WORK INSTRUCTIONS
Copy out each line of the data holding "المسألة".

MATERIAL FOR THIS EXERCISE

<<<<

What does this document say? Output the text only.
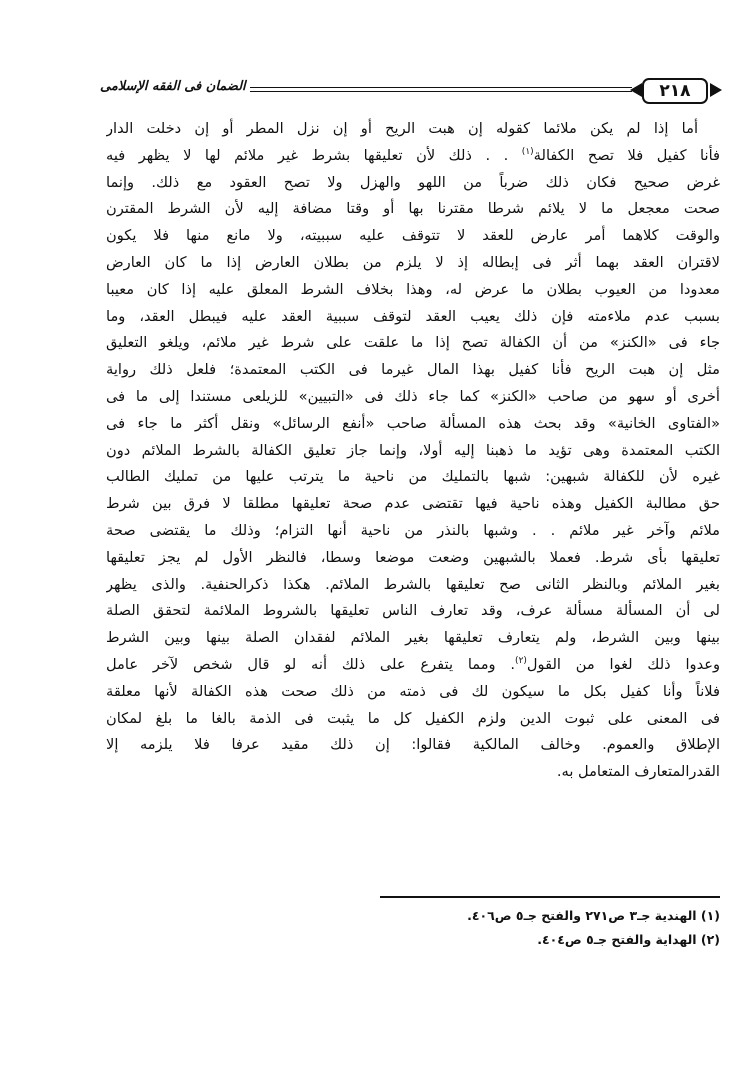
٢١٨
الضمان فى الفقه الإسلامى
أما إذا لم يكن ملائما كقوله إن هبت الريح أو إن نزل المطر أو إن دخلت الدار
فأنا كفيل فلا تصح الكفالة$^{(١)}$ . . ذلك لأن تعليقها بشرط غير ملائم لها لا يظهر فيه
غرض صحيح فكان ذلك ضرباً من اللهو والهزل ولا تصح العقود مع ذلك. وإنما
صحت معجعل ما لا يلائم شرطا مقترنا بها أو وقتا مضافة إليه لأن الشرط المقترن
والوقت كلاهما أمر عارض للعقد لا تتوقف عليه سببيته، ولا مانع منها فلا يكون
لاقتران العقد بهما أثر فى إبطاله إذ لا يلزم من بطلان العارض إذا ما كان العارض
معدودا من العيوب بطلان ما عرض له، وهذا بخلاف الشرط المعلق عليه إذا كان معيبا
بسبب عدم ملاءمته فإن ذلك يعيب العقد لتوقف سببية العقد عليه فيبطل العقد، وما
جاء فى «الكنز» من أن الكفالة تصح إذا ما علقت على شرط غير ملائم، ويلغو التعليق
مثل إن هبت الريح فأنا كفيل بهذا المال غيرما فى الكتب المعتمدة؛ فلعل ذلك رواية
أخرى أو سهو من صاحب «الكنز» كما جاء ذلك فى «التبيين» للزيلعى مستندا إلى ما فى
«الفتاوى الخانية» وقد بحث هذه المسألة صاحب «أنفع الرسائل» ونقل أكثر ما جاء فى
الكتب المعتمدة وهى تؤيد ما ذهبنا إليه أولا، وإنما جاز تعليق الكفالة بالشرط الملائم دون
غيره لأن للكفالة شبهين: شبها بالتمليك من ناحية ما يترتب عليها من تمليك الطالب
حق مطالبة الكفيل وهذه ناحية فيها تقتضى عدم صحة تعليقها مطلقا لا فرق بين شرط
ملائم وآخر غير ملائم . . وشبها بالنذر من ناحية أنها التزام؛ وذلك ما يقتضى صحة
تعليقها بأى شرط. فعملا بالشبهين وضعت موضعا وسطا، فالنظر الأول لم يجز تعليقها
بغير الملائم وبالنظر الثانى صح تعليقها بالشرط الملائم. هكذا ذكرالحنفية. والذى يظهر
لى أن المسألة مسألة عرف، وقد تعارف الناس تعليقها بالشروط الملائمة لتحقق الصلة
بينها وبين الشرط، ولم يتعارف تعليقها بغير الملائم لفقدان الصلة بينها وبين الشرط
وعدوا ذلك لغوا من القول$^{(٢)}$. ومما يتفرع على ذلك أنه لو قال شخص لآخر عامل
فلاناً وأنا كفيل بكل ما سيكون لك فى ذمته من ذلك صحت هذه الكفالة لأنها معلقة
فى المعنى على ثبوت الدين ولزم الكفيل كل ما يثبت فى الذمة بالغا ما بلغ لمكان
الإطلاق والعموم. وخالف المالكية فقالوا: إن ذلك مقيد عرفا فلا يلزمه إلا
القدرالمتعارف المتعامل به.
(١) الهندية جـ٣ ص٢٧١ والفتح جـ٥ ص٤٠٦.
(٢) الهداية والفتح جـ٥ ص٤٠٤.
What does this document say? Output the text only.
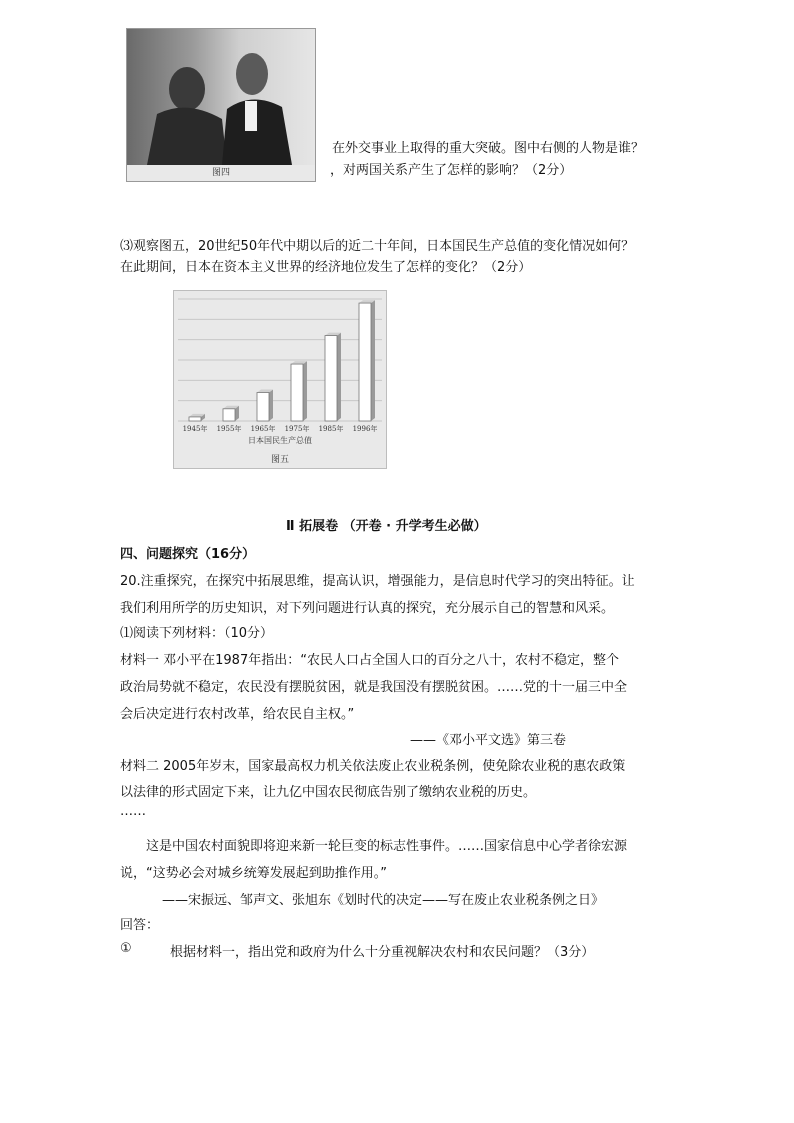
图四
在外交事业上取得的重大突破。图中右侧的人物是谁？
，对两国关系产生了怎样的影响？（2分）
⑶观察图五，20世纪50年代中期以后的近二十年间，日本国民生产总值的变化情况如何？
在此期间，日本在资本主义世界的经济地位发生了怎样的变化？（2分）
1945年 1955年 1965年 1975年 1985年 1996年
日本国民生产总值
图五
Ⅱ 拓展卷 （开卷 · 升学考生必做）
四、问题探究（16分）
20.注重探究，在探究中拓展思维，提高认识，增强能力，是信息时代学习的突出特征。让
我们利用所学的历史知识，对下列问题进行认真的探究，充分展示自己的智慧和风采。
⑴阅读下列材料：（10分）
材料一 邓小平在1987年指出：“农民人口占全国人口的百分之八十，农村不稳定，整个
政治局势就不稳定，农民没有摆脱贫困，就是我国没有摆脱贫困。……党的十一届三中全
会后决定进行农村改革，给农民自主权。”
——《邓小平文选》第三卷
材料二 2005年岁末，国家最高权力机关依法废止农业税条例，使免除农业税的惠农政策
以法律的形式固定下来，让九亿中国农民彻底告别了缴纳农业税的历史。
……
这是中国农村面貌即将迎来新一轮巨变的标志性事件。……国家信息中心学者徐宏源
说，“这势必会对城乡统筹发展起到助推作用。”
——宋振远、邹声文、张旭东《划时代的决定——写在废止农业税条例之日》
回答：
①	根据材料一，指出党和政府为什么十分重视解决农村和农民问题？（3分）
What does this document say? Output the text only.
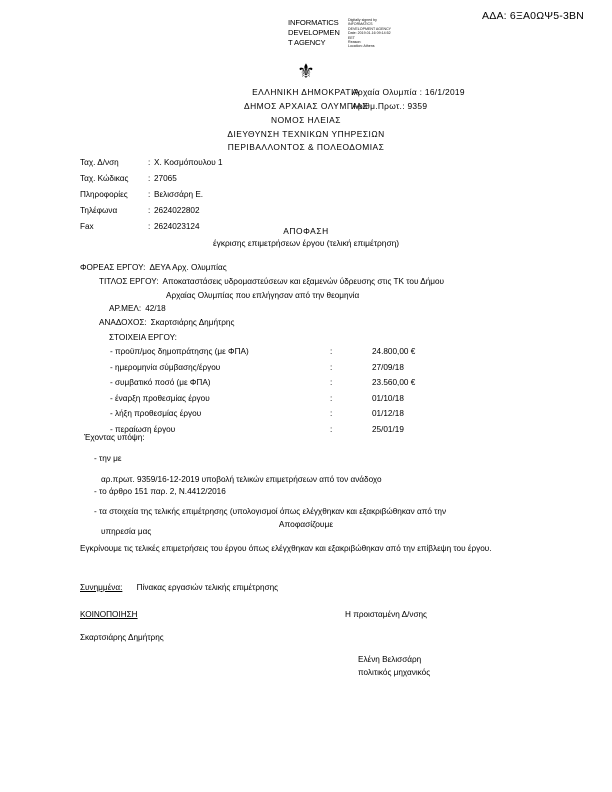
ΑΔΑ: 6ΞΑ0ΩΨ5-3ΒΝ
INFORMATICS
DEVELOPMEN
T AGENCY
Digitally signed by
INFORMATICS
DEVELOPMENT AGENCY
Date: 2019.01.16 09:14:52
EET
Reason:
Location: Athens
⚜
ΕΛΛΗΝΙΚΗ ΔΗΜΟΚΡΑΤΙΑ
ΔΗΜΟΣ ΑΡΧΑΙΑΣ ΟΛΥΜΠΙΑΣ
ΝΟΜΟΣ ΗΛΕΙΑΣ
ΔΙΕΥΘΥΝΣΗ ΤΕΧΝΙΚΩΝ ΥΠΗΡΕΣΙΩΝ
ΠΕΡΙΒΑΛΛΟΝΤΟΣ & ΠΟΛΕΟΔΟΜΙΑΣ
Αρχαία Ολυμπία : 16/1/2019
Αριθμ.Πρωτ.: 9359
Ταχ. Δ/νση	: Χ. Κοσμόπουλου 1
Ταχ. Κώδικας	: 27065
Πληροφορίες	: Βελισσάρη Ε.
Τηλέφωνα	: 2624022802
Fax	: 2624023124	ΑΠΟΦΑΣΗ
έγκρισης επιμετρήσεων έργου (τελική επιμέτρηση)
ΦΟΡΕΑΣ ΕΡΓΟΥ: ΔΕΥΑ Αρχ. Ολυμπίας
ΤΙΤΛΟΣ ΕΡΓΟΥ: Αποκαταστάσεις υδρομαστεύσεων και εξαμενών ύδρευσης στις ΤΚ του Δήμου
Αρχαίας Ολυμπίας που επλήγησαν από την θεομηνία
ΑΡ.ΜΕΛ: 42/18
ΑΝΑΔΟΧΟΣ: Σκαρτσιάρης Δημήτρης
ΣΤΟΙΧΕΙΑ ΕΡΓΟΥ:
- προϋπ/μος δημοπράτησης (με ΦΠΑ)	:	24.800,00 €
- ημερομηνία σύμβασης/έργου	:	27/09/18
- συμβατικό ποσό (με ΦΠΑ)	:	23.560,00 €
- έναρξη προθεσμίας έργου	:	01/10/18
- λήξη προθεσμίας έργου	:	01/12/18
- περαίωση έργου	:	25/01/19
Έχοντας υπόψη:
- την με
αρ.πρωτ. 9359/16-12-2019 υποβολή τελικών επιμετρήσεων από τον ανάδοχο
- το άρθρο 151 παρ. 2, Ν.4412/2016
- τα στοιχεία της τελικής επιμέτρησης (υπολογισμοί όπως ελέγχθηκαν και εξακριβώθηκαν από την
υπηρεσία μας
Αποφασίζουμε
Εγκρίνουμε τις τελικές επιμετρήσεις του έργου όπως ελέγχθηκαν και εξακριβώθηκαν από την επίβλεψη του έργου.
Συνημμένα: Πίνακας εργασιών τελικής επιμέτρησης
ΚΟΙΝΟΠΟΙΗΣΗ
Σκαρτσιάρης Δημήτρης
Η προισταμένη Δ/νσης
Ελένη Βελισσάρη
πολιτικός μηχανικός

>>>>

FINISHED ANSWER
«الفتاوى الخانية» وقد بحث هذه المسألة صاحب «أنفع الرسائل» ونقل أكثر ما جاء فى
لى أن المسألة مسألة عرف، وقد تعارف الناس تعليقها بالشروط الملائمة لتحقق الصلة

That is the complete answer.